* _Given task_
Give only the number of lines that hold the word "已知函数f".

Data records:
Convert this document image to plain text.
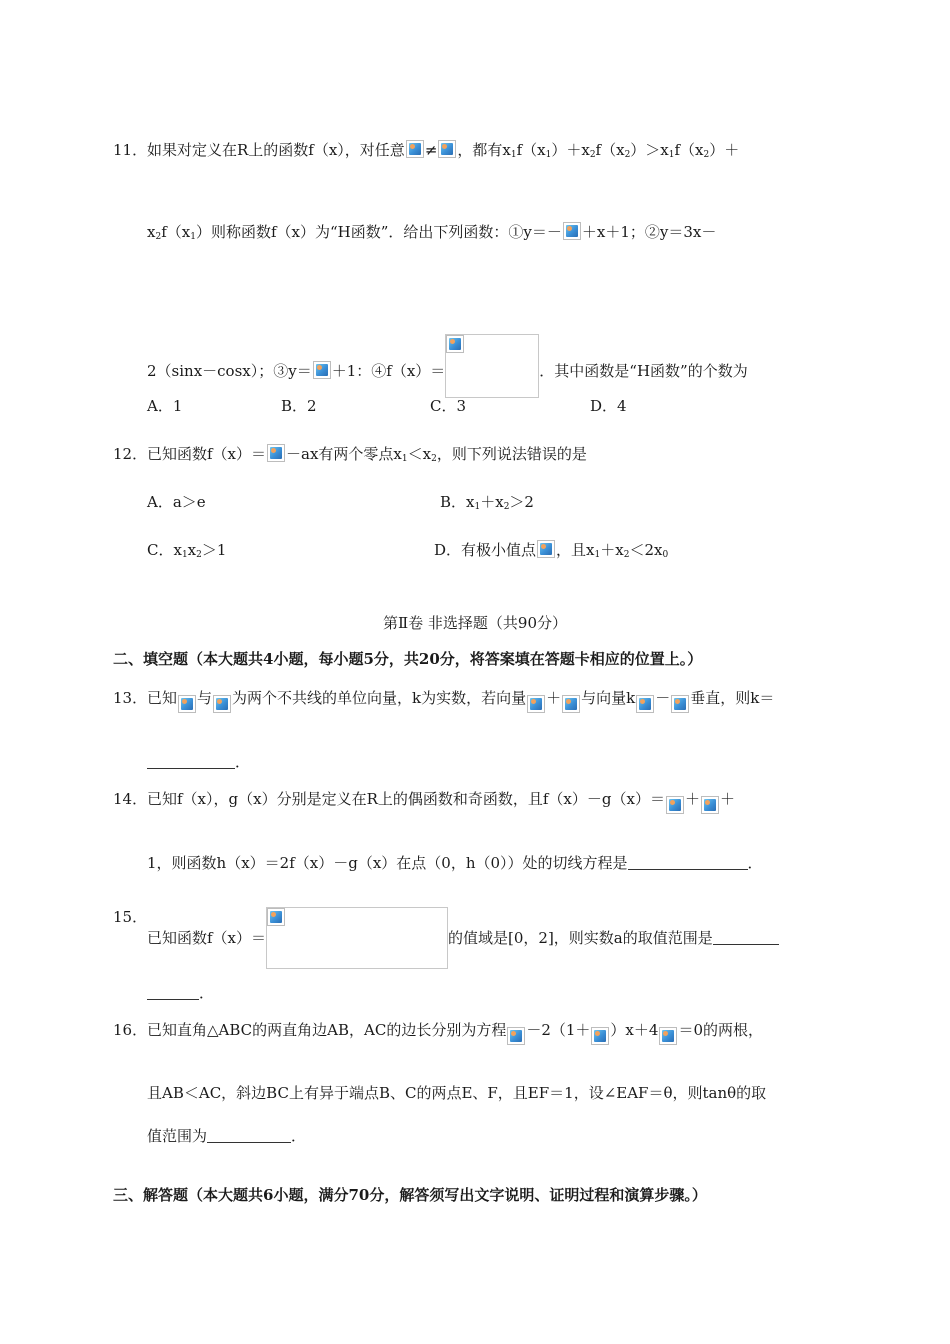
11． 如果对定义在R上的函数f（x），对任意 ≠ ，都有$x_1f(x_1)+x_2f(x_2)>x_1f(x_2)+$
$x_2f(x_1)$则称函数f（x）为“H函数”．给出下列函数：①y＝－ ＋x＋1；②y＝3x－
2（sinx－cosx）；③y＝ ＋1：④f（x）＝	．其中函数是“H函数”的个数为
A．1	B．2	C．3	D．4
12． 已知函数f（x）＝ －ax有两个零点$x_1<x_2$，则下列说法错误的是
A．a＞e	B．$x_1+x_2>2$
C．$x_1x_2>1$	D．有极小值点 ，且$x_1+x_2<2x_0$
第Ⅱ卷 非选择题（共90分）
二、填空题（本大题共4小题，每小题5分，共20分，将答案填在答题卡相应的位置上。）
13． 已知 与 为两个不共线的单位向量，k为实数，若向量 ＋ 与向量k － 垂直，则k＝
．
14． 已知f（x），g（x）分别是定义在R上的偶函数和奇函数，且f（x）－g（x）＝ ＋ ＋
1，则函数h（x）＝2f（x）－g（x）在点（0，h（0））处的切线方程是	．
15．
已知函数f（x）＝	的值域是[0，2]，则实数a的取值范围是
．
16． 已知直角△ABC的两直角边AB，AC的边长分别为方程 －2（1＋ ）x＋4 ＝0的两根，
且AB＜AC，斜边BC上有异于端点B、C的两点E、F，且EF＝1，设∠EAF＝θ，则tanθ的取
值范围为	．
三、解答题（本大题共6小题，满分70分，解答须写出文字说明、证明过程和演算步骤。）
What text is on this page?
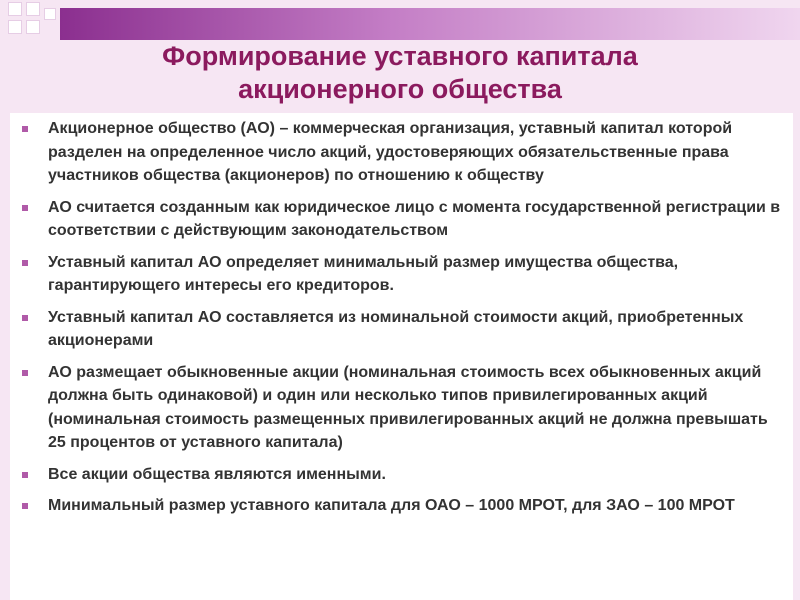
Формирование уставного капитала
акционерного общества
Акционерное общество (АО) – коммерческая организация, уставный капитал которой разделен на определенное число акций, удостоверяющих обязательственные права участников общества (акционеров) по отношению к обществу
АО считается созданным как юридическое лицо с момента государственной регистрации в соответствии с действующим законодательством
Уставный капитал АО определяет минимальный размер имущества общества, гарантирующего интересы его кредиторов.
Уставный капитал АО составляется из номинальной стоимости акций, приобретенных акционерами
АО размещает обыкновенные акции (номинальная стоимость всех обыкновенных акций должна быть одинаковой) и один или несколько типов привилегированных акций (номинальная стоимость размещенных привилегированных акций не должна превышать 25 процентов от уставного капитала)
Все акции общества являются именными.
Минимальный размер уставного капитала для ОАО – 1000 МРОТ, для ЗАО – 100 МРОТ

==

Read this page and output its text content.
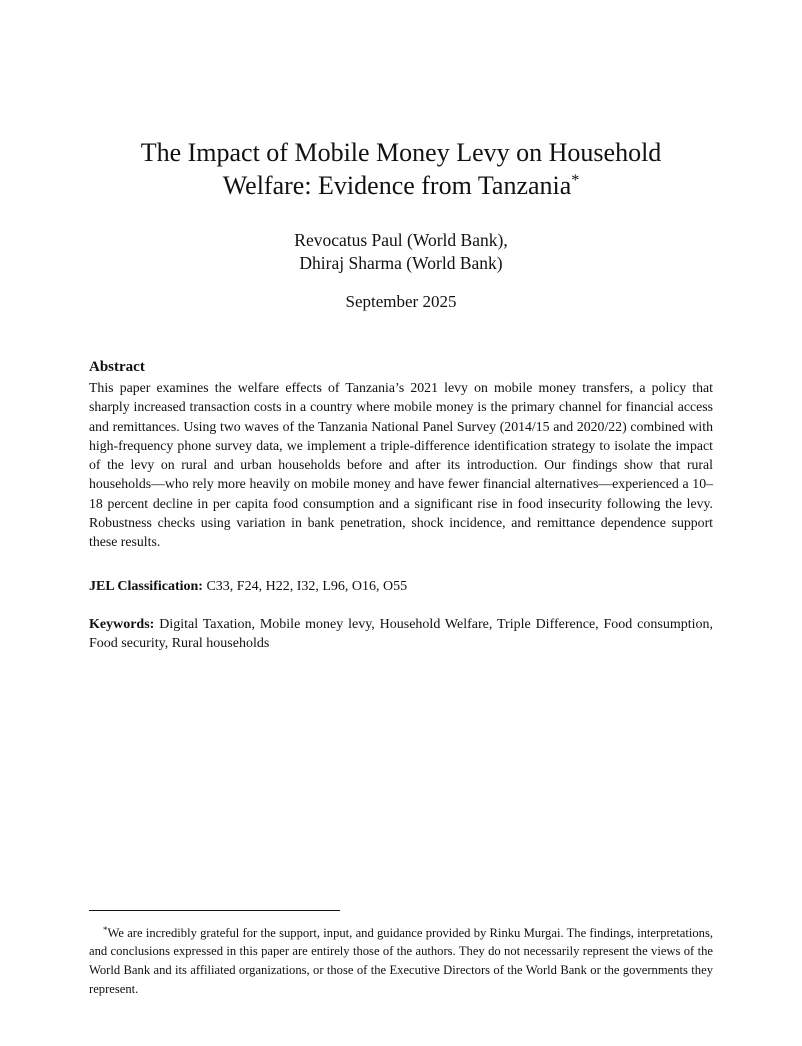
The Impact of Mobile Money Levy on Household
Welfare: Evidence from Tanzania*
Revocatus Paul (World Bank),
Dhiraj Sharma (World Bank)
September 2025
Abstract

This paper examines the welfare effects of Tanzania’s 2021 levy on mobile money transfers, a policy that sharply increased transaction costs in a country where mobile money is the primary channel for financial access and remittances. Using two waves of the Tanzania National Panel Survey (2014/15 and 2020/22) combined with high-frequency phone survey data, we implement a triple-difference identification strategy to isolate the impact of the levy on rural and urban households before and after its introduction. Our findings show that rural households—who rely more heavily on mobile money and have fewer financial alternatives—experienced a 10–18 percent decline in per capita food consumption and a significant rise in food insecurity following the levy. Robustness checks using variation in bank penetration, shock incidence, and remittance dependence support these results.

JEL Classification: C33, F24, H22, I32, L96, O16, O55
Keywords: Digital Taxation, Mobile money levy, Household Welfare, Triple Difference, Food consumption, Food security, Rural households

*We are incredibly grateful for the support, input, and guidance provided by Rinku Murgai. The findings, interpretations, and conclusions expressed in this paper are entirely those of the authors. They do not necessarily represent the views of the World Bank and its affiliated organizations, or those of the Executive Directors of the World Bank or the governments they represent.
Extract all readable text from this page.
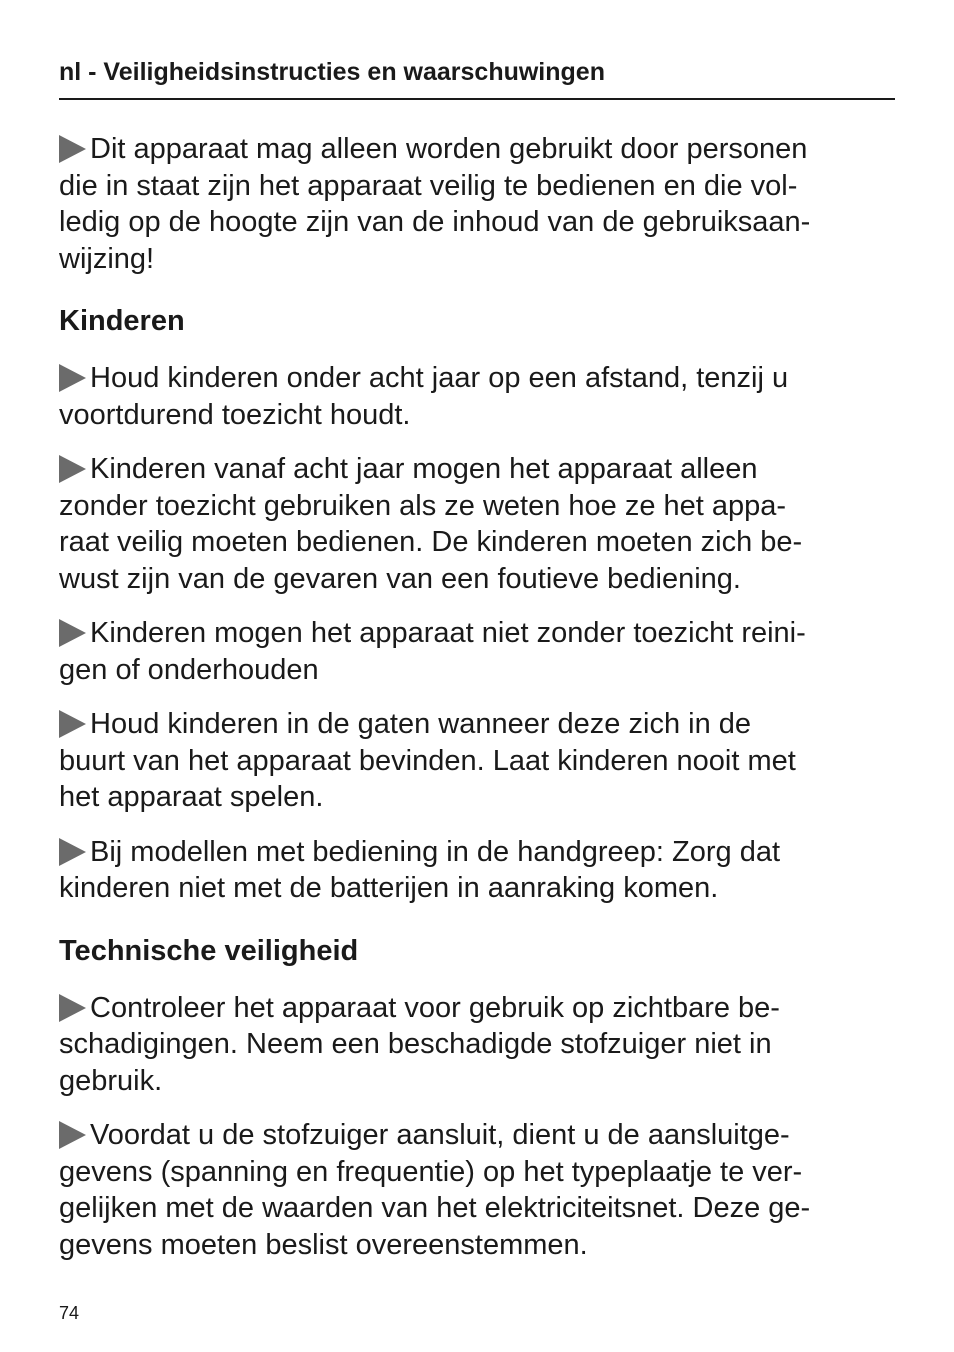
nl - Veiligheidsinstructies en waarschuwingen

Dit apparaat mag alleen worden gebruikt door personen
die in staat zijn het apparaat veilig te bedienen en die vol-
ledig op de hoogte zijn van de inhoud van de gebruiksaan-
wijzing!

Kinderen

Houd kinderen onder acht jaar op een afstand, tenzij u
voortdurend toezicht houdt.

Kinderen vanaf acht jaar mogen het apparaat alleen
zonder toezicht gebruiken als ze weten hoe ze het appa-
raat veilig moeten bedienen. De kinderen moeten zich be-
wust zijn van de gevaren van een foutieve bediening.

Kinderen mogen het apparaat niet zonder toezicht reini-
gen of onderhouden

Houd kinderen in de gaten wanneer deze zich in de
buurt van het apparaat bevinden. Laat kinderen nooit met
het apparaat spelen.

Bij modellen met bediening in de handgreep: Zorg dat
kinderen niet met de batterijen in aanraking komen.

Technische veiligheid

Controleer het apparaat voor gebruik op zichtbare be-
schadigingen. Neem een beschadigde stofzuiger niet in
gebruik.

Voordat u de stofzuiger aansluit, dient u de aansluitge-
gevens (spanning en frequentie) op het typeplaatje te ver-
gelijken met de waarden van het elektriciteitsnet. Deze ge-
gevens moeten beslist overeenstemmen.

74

* _Correct response_
2